:: Extracted records ::
+++++

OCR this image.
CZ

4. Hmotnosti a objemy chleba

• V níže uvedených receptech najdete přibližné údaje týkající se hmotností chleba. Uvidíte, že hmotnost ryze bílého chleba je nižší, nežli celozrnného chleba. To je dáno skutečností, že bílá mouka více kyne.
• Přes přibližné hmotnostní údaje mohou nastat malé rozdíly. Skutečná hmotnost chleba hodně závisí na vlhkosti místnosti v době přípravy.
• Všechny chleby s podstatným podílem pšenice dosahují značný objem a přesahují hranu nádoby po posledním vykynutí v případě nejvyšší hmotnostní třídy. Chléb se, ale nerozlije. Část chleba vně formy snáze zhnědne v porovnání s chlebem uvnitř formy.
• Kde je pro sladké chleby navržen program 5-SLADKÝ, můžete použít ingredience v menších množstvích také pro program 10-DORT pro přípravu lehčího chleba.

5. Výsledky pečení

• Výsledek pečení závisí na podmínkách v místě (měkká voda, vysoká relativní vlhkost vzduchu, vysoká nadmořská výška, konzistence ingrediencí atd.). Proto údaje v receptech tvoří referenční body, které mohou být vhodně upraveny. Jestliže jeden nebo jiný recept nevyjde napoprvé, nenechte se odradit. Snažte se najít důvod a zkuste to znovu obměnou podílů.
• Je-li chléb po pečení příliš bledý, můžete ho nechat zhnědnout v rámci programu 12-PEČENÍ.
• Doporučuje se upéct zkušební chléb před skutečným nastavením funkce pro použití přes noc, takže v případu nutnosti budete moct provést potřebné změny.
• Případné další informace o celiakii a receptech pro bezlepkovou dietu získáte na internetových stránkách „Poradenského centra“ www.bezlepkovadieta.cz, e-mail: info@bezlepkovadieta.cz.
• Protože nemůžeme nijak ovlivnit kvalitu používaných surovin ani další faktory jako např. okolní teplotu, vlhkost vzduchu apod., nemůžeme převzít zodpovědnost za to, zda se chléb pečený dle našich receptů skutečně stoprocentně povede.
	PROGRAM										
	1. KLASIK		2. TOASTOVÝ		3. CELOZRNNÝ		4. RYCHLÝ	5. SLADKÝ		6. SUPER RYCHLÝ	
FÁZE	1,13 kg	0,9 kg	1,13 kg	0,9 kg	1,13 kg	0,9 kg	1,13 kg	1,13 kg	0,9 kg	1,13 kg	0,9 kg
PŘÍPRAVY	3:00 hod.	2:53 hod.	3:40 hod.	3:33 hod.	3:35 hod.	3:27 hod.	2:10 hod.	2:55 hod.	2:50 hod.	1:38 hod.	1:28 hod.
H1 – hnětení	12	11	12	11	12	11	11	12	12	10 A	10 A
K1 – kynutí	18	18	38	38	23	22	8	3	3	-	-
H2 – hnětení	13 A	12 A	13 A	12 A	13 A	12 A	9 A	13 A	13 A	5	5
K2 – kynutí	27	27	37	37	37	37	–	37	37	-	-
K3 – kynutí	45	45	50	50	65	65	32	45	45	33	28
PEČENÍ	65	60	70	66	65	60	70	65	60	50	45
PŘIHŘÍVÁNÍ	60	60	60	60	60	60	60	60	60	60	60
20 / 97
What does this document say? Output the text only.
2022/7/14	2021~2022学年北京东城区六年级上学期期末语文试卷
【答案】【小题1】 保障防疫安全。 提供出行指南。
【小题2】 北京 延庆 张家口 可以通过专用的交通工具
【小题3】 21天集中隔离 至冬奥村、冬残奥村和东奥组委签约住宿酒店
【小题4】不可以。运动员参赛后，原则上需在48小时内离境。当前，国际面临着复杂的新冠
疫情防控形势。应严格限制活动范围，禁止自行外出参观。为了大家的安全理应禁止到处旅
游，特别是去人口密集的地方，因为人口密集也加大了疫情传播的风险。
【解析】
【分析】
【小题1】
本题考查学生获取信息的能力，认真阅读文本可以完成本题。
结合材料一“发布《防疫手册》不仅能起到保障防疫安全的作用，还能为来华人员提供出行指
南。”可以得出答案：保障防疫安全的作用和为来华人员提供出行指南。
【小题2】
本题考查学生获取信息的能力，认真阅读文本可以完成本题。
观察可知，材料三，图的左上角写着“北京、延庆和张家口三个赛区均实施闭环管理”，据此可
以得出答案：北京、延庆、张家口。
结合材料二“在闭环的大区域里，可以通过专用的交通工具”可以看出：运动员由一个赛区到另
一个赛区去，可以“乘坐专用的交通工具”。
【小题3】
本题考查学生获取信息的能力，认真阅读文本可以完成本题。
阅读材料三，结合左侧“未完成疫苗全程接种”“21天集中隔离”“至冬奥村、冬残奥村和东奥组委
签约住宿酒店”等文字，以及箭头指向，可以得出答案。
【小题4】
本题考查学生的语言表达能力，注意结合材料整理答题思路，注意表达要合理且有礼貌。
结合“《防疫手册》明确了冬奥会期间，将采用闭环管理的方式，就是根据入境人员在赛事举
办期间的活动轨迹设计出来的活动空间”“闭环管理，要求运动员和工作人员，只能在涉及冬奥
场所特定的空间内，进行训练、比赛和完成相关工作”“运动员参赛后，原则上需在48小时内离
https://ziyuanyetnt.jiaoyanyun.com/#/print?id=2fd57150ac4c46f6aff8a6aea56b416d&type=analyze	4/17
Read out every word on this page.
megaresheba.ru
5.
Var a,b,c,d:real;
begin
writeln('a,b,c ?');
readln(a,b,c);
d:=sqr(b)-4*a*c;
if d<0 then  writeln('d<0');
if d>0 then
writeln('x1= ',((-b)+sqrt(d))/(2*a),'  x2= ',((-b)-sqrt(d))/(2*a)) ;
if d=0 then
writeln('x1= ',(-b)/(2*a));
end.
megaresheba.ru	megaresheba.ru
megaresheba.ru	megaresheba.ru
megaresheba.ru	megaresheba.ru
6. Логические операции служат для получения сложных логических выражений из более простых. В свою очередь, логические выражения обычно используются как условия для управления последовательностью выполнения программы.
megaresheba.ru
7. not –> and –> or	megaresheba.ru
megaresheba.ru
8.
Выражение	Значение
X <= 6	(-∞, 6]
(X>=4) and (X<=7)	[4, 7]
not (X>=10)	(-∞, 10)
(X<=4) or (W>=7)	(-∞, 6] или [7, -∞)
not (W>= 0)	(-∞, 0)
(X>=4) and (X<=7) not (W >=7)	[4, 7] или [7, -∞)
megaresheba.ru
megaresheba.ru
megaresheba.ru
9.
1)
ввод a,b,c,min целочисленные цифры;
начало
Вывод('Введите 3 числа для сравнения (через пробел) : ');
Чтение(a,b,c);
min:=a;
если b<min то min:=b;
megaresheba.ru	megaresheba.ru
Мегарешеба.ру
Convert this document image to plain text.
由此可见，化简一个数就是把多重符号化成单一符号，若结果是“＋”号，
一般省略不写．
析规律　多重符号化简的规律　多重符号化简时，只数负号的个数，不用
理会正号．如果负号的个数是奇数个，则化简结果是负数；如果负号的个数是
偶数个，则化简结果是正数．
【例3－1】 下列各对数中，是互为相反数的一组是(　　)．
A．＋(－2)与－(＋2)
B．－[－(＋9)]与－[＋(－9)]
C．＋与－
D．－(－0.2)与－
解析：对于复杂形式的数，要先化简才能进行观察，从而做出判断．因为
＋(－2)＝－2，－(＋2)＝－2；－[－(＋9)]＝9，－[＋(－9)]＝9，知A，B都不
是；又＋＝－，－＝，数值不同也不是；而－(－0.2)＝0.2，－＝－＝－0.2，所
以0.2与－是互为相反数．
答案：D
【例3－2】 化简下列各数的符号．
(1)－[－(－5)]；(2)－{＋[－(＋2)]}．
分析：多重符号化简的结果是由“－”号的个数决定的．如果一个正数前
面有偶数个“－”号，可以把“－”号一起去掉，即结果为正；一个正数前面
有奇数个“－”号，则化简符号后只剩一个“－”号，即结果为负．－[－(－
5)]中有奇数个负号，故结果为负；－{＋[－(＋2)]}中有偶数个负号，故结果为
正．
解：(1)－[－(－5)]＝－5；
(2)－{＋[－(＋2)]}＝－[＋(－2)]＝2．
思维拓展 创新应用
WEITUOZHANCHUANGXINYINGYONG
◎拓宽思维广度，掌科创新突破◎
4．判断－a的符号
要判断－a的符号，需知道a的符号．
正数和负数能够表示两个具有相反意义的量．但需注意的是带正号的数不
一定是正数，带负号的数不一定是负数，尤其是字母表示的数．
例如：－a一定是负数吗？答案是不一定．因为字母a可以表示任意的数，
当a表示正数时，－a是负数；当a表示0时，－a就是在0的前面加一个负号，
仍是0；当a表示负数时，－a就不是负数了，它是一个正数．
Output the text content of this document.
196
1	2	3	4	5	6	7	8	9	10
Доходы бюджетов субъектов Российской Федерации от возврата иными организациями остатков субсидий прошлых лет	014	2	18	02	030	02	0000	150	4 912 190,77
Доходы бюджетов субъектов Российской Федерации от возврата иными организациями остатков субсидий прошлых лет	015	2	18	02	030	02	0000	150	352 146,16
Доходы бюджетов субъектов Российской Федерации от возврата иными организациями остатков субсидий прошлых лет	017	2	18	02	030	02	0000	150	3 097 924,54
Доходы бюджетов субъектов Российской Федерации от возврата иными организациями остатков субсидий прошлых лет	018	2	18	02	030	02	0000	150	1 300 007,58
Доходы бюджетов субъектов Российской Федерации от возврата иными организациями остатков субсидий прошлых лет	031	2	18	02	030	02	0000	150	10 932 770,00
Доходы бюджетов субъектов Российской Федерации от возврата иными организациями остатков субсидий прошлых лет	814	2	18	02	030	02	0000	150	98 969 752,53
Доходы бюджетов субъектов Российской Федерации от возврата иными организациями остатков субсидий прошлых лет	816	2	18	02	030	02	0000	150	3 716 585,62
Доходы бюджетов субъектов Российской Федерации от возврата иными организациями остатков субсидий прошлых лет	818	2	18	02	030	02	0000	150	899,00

+++++

:: SHORT EXERCISE ::
For this exercise, gather every line of the data that contains the word "hnětení".

:: REPLY ::
H1 – hnětení	12	11	12	11	12	11	11	12	12	10 A	10 A
H2 – hnětení	13 A	12 A	13 A	12 A	13 A	12 A	9 A	13 A	13 A	5	5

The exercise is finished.